**Actividades propuestas**
**1)** Indique si cada afirmación concuerda con el texto de lectura sobre la marcha de los trabajadores a la Plaza de Mayo. Responda sí o no y cite literalmente las palabras del texto que lo deciden.
(a) El narrador fue llevado al Hospital Militar Central a causa de una bronquitis.
(b) Los trabajadores marcharon hacia la Casa de Gobierno armados.
(c) La orden de levantar el puente de Avellaneda llegó a tiempo para frenar a la mayoría de los trabajadores de la zona sur.
**2)** Responda las siguientes preguntas según el texto de lectura sobre la marcha de los trabajadores a la Plaza de Mayo.
(a) ¿Qué avenida cruzaban miles de hombres y mujeres desde las zonas industriales?
(b) ¿Cómo estaba la Plaza de Mayo al mediodía?
(c) ¿Quién llamó por teléfono al caer la tarde para proponer una negociación?

**Texto de lectura**
........

Yo, por mi parte, ese mismo día había sido trasladado al Hospital Militar Central debido a una bronquitis.
Allí tuve la alegría de comunicarme por teléfono con Evita, que me infundió ánimo y me instó a tener fe.
Mientras tanto, miles y miles de hombres y mujeres cruzaban la avenida General Paz, desde las zonas industriales: Matanza, San Martín, Vicente López, etc.
Caminando, en su enorme mayoría, algunos en camiones, otros en vehículos de las propias empresas que habían decomisado.
Además de muchos tranvías que fueron tomados y conducidos a la Plaza por sus propios guardas.
No había jefes ni soldados, todos eran “compañeros”.
Llegó la orden de levantar el puente de Avellaneda. Tarde, ya lo habían pasado el grueso de los trabajadores de la zona sud. Pero igual, desde Gerli, Banfield, Quilmes y Lanús, en botes o en lanchas, y luego a pie, marchaban a la Casa de Gobierno, el “ejército de los trabajadores”.
Sin armas. Uniformados únicamente por sus ropas de trabajo y por sus manos callosas de obreros. Muchos con las herramientas de trabajo en los bolsillos de sus mamelucos. Otros con el almuerzo del mediodía en un paquete de bolsillo.Todos. Eso sí, todos con la irrenunciable decisión de no regresar a sus hogares sin obtener mi libertad. En las ciudades del interior ocurría otro tanto.
Al mediodía, la Plaza de Mayo estaba repleta. Al caer la tarde, ya no cabía un alfiler. Era el basamento social del país que afloraba.
Era el país subyacente que la orgullosa gente de la ” clase dirigente” no conocía. Era el pueblo argentino, fuente de toda soberanía, mando y poder legítimo, sin cuya aprobación nada es válido.
Yo, por mi parte, seguía preso en el Hospital Militar. Mercante, que había sido llamado desesperado por Ávalos, vino a verme y me informó de todo. Lo habían llamado a Casa de Gobierno, pero en el camino consiguió escabullírse por unos minutos. Estaba eufórico.
Su fe era contagiosa y nos llenó a todos de la seguridad en el triunfo.
Otras informaciones nos llegaron informándonos de que el paro en el gran Buenos Aires era total.
Al caer la tarde, Farrell me llamó por teléfono proponiéndome una negociación. Nosotros, que ya estábamos al tanto de todo, decidimos que lo mejor era esperar para tener todos los triunfos en la mano. Mercante ya estaba de regreso de la Casa de
Gobierno y decidió quedarse con nosotros.

........

**Datos para analizar**
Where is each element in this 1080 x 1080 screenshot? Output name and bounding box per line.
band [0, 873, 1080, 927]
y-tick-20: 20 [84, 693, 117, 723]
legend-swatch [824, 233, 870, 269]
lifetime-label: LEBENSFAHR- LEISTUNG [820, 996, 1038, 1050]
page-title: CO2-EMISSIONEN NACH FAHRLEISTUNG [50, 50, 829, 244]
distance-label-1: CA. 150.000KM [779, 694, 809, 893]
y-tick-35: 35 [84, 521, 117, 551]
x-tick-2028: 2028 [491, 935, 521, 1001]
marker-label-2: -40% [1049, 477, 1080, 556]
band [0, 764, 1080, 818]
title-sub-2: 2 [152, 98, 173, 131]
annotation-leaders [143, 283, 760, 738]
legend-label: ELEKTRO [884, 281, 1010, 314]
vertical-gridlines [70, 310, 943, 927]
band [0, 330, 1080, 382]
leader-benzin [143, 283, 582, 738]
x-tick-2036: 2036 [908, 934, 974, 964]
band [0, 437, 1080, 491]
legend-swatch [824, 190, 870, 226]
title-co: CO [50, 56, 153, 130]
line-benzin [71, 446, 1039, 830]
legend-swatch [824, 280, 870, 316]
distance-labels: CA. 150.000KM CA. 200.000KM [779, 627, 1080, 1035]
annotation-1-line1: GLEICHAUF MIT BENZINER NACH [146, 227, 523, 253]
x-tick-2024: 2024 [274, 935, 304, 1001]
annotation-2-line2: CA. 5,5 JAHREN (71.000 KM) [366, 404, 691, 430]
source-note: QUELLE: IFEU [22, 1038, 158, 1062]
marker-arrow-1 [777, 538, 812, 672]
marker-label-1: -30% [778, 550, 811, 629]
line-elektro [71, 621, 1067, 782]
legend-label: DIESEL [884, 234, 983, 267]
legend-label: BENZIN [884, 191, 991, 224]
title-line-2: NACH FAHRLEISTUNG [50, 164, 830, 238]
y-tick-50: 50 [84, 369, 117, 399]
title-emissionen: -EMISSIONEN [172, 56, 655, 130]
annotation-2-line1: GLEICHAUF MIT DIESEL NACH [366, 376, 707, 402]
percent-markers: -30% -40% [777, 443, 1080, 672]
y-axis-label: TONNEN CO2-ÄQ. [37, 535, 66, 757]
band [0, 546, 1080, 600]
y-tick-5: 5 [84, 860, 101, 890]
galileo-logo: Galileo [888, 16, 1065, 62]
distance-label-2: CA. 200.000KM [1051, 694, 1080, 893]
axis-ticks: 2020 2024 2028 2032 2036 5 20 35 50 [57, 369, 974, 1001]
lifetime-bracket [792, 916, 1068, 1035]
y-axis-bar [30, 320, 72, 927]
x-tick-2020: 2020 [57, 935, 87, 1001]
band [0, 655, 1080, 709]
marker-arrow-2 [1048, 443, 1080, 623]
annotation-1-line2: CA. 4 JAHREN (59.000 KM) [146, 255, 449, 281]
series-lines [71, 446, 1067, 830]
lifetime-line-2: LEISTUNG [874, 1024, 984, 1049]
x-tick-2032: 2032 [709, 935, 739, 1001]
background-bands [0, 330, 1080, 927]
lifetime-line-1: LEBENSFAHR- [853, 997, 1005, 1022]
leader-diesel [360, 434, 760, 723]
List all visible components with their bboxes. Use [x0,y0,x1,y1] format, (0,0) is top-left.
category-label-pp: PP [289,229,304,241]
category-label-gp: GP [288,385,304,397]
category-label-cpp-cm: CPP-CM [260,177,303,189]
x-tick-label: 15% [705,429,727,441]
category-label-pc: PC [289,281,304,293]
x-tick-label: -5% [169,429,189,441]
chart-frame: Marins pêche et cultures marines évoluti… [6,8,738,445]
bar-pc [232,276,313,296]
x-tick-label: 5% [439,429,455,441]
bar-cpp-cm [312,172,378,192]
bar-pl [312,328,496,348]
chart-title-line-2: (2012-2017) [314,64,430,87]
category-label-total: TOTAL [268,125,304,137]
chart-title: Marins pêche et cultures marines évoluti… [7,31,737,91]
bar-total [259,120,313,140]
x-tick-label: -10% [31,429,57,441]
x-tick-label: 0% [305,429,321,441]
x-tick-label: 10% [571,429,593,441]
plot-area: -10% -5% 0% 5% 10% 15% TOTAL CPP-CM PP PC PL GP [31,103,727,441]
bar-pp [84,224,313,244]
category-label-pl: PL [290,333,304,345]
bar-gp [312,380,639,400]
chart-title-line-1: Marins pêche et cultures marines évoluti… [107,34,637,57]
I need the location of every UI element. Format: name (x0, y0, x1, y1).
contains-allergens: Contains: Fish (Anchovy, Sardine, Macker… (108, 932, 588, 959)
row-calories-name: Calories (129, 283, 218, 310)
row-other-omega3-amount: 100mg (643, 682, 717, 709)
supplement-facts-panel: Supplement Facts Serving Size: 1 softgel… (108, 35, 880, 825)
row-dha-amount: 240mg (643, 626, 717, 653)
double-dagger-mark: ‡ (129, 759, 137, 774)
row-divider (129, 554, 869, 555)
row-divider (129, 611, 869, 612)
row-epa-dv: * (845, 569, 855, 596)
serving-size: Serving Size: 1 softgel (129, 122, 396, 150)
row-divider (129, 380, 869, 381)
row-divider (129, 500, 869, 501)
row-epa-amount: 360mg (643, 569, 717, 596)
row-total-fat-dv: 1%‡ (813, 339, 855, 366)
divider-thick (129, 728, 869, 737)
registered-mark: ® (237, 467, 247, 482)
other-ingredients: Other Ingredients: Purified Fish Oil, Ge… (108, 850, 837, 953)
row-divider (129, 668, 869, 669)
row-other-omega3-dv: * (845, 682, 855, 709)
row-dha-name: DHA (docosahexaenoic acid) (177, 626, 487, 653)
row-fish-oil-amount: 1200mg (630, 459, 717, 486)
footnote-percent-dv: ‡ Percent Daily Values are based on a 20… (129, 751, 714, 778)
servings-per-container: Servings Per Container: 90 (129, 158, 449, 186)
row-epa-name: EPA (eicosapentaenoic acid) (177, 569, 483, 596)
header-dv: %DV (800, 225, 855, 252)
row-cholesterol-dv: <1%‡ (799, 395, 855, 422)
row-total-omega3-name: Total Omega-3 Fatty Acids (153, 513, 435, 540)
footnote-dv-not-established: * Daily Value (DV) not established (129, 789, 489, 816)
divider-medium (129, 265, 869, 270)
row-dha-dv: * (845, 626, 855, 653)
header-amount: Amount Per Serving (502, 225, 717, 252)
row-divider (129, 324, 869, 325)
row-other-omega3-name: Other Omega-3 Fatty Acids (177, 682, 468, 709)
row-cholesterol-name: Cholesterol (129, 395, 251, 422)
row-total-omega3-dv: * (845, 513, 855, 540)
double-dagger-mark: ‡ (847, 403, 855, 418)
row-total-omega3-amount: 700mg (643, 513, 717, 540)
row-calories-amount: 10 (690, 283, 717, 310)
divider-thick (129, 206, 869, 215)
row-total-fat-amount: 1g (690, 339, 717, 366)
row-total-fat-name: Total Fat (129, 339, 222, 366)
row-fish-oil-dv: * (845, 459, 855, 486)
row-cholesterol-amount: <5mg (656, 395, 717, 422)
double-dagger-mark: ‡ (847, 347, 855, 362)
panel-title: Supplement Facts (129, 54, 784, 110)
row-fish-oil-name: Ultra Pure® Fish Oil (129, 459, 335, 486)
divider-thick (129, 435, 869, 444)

........

**Solucionario**
**1)**
(a) Sí: "había sido trasladado al Hospital Militar Central debido a una bronquitis".
(b) No: "Sin armas."
(c) No: "Tarde, ya lo habían pasado el grueso de los trabajadores de la zona sud."

**2)**
(a) La avenida General Paz.
(b) Estaba repleta.
(c) Farrell.